_THE REQUEST_
Lines that contain "подготовленности" are to be counted; give only their number.

--------------------------------

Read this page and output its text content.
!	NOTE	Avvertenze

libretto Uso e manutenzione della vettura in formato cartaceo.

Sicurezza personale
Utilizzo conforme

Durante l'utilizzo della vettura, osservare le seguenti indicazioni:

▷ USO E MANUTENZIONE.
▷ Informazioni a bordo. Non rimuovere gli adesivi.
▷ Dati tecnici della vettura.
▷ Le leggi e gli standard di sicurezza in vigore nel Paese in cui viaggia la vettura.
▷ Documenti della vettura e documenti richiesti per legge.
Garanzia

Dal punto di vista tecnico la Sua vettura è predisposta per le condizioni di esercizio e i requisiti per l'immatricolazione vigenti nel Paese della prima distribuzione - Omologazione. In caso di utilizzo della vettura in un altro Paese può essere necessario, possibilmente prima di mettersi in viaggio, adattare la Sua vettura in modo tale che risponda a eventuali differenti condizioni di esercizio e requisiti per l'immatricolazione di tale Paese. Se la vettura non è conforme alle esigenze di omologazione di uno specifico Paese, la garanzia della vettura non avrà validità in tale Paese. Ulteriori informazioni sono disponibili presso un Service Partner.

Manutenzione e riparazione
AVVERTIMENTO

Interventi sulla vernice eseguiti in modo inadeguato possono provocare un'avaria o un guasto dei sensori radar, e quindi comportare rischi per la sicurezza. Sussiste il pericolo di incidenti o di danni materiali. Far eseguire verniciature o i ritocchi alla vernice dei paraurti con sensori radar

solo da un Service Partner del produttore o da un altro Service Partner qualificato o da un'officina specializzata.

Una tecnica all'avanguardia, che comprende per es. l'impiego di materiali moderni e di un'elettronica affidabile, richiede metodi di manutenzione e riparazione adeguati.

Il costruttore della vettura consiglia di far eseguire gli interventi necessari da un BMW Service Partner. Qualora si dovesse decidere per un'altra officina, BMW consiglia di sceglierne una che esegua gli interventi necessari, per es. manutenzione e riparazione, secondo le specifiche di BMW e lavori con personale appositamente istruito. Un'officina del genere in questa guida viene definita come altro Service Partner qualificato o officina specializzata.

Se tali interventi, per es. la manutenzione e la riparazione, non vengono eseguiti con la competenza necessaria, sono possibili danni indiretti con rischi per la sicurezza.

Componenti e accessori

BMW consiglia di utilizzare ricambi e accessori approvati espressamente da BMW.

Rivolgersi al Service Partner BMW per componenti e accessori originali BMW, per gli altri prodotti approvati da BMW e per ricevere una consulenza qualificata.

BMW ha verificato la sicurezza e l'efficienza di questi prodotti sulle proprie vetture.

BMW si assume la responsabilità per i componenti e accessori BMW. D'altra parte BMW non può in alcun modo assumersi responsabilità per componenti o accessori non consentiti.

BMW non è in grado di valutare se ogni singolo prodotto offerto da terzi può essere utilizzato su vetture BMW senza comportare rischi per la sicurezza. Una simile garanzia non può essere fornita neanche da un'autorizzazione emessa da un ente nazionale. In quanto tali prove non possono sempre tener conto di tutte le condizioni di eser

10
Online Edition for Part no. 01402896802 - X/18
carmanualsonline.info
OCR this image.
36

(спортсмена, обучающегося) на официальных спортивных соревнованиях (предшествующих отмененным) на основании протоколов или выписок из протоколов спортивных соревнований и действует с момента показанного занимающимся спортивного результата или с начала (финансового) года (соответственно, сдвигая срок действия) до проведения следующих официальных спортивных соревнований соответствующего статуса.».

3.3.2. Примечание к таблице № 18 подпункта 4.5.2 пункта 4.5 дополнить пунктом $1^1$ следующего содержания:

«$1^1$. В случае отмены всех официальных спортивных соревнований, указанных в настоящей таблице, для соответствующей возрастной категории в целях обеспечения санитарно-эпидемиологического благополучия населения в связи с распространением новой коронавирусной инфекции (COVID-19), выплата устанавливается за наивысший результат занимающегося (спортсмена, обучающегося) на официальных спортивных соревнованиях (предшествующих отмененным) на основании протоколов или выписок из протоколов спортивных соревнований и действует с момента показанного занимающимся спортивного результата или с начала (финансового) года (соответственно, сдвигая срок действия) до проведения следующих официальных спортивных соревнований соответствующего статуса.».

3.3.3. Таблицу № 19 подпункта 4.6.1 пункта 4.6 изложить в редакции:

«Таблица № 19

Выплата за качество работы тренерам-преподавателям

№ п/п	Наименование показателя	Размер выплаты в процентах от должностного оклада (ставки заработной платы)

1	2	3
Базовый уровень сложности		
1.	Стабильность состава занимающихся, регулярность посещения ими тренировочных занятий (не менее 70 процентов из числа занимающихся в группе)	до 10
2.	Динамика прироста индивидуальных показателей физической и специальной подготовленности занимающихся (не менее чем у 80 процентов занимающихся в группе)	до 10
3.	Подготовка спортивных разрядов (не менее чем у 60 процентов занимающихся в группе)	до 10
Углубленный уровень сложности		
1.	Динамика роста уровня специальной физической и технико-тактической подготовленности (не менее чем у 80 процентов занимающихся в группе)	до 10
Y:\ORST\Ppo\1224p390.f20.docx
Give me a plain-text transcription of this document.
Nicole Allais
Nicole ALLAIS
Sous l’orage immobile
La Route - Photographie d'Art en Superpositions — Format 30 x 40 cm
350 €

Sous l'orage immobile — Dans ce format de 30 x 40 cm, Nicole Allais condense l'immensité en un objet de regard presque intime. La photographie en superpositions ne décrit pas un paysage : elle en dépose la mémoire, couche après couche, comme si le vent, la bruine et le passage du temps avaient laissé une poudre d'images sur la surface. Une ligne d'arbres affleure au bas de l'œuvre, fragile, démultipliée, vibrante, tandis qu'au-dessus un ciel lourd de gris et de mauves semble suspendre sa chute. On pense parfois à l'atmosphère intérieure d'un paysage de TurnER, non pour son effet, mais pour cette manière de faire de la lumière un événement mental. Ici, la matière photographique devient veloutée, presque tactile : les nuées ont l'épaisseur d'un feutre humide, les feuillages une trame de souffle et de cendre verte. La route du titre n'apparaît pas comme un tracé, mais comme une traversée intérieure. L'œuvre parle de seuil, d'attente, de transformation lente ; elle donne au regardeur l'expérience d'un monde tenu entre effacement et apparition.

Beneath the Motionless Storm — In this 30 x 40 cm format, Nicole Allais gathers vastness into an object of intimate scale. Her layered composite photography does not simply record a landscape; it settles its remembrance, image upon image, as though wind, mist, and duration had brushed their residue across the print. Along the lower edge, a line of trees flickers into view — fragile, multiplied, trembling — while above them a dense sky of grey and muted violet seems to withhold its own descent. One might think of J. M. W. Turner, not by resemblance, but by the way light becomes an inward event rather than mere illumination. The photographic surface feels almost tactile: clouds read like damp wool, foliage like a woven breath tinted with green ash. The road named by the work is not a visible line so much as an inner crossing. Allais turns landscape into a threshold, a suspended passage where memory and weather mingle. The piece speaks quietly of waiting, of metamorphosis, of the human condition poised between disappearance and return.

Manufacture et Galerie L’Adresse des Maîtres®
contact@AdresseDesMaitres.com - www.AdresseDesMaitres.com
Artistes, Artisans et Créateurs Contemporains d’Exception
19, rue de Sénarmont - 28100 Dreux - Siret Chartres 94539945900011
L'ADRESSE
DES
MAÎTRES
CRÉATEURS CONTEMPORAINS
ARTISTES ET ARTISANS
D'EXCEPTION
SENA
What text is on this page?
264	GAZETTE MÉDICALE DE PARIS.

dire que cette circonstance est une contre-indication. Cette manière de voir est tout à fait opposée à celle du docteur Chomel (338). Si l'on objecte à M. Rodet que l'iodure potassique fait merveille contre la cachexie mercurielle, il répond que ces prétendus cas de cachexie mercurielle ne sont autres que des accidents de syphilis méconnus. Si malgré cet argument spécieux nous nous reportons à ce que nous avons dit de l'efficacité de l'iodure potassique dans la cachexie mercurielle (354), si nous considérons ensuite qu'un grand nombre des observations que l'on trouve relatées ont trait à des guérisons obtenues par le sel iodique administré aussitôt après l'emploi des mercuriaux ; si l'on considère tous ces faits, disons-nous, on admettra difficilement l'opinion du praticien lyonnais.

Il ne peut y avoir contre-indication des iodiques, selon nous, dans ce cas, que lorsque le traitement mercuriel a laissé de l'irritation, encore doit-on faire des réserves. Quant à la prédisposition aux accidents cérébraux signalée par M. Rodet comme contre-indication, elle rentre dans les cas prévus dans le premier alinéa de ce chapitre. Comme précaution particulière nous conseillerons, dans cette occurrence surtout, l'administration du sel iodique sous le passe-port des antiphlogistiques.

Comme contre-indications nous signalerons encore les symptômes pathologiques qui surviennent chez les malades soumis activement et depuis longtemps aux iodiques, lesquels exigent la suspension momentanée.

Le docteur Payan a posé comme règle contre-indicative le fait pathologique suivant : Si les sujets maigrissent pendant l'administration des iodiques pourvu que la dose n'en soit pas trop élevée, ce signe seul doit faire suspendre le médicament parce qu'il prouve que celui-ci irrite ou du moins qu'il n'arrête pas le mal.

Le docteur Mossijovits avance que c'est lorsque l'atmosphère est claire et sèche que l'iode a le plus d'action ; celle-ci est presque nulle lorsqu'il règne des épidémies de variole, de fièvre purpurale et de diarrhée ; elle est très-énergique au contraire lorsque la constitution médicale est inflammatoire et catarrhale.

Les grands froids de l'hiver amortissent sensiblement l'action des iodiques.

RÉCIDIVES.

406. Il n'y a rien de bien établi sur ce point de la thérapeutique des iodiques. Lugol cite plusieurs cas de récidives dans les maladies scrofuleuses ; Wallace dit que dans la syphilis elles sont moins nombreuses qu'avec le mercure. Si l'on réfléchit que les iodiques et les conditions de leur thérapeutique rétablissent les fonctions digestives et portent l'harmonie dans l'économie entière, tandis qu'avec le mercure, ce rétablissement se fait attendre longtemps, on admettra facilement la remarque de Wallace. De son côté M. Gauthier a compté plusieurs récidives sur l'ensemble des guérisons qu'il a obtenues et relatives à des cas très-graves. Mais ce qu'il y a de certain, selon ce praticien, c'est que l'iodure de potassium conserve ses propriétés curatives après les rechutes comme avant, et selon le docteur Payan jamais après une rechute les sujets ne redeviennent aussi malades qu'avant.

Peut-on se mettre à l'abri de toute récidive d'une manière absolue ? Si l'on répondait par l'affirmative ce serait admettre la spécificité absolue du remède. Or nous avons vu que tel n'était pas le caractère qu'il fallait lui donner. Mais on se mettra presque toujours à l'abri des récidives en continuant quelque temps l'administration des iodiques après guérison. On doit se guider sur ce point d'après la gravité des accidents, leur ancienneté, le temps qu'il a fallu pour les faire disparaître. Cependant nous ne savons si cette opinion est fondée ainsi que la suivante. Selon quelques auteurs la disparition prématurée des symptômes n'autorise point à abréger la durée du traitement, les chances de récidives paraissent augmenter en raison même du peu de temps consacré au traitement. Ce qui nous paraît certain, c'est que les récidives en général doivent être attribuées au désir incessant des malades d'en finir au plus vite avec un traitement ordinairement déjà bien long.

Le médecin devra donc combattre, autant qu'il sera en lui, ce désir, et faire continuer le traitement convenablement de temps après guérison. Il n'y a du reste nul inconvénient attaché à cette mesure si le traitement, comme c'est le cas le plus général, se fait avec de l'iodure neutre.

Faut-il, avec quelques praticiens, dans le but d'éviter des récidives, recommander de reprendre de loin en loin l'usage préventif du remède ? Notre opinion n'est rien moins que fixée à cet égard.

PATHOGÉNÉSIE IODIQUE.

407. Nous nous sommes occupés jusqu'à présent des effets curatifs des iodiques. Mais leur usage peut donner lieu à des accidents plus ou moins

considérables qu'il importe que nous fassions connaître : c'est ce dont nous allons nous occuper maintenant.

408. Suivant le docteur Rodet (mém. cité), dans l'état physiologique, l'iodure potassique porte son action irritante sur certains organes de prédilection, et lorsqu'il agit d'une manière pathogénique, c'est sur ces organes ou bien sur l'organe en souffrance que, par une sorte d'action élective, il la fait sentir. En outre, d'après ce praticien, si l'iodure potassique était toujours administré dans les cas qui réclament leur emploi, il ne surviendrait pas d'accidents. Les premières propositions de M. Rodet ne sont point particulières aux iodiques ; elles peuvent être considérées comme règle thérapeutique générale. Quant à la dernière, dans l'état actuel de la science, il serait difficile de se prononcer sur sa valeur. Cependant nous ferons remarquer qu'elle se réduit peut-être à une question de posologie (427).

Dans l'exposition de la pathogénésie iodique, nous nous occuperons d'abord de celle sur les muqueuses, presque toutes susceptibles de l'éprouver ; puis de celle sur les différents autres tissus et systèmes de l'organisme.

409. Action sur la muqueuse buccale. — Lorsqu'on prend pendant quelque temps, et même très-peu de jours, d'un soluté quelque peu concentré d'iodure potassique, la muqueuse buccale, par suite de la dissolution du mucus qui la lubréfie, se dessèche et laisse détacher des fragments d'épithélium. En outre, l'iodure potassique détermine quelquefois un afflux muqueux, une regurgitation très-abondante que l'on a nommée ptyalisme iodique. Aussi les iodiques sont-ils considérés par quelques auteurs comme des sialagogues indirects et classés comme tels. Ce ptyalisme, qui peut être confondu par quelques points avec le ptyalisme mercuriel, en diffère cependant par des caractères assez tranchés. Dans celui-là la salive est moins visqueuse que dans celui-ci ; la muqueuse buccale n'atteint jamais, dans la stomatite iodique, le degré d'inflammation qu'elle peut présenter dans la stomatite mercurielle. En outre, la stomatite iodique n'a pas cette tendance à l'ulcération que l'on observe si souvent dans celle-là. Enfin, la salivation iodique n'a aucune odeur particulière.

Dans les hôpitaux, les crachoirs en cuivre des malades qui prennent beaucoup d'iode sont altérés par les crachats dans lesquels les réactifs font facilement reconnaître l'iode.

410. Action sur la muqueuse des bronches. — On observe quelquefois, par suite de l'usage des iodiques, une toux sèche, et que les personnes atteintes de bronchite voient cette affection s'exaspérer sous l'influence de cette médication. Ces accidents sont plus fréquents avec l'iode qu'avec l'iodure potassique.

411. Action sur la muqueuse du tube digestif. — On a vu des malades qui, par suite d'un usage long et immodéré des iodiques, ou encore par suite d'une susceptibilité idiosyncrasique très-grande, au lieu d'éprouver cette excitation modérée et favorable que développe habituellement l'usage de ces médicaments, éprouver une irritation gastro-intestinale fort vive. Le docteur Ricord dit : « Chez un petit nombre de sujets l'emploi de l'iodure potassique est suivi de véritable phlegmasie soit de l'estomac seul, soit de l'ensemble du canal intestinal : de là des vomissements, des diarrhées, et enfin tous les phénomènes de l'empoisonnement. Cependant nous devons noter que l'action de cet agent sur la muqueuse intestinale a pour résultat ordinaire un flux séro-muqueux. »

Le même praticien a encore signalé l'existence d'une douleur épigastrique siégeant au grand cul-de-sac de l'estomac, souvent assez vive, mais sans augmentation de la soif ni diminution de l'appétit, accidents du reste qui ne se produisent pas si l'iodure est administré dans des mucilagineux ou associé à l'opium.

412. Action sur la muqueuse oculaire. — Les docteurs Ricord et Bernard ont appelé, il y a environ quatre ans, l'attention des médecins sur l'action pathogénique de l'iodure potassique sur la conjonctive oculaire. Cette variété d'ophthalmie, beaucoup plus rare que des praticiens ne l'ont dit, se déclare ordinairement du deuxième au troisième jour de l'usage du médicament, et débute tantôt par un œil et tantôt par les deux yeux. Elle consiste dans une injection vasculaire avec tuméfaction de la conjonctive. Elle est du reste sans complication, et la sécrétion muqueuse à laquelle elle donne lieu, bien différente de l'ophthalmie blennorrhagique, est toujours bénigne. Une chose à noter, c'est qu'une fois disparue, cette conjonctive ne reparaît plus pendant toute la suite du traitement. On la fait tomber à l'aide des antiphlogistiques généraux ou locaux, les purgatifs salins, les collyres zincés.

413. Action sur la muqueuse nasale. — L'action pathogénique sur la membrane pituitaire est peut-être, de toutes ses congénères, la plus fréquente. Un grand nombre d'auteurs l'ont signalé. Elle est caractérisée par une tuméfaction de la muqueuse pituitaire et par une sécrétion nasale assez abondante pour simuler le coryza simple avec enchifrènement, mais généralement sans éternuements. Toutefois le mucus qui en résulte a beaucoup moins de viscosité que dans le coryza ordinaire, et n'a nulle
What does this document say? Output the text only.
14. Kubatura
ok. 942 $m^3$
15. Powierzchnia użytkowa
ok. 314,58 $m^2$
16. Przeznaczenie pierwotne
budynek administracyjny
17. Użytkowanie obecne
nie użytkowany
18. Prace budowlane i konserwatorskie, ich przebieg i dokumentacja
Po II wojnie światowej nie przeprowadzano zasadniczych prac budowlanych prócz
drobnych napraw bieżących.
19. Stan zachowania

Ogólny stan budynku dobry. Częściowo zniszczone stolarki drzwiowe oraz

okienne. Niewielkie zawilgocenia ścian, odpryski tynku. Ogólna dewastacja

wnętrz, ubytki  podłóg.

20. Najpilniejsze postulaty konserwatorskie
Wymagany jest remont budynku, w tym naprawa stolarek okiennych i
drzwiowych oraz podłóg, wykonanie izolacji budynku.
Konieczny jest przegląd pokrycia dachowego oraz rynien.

--------------------------------

_SOLUTION TO THIS TASK_
2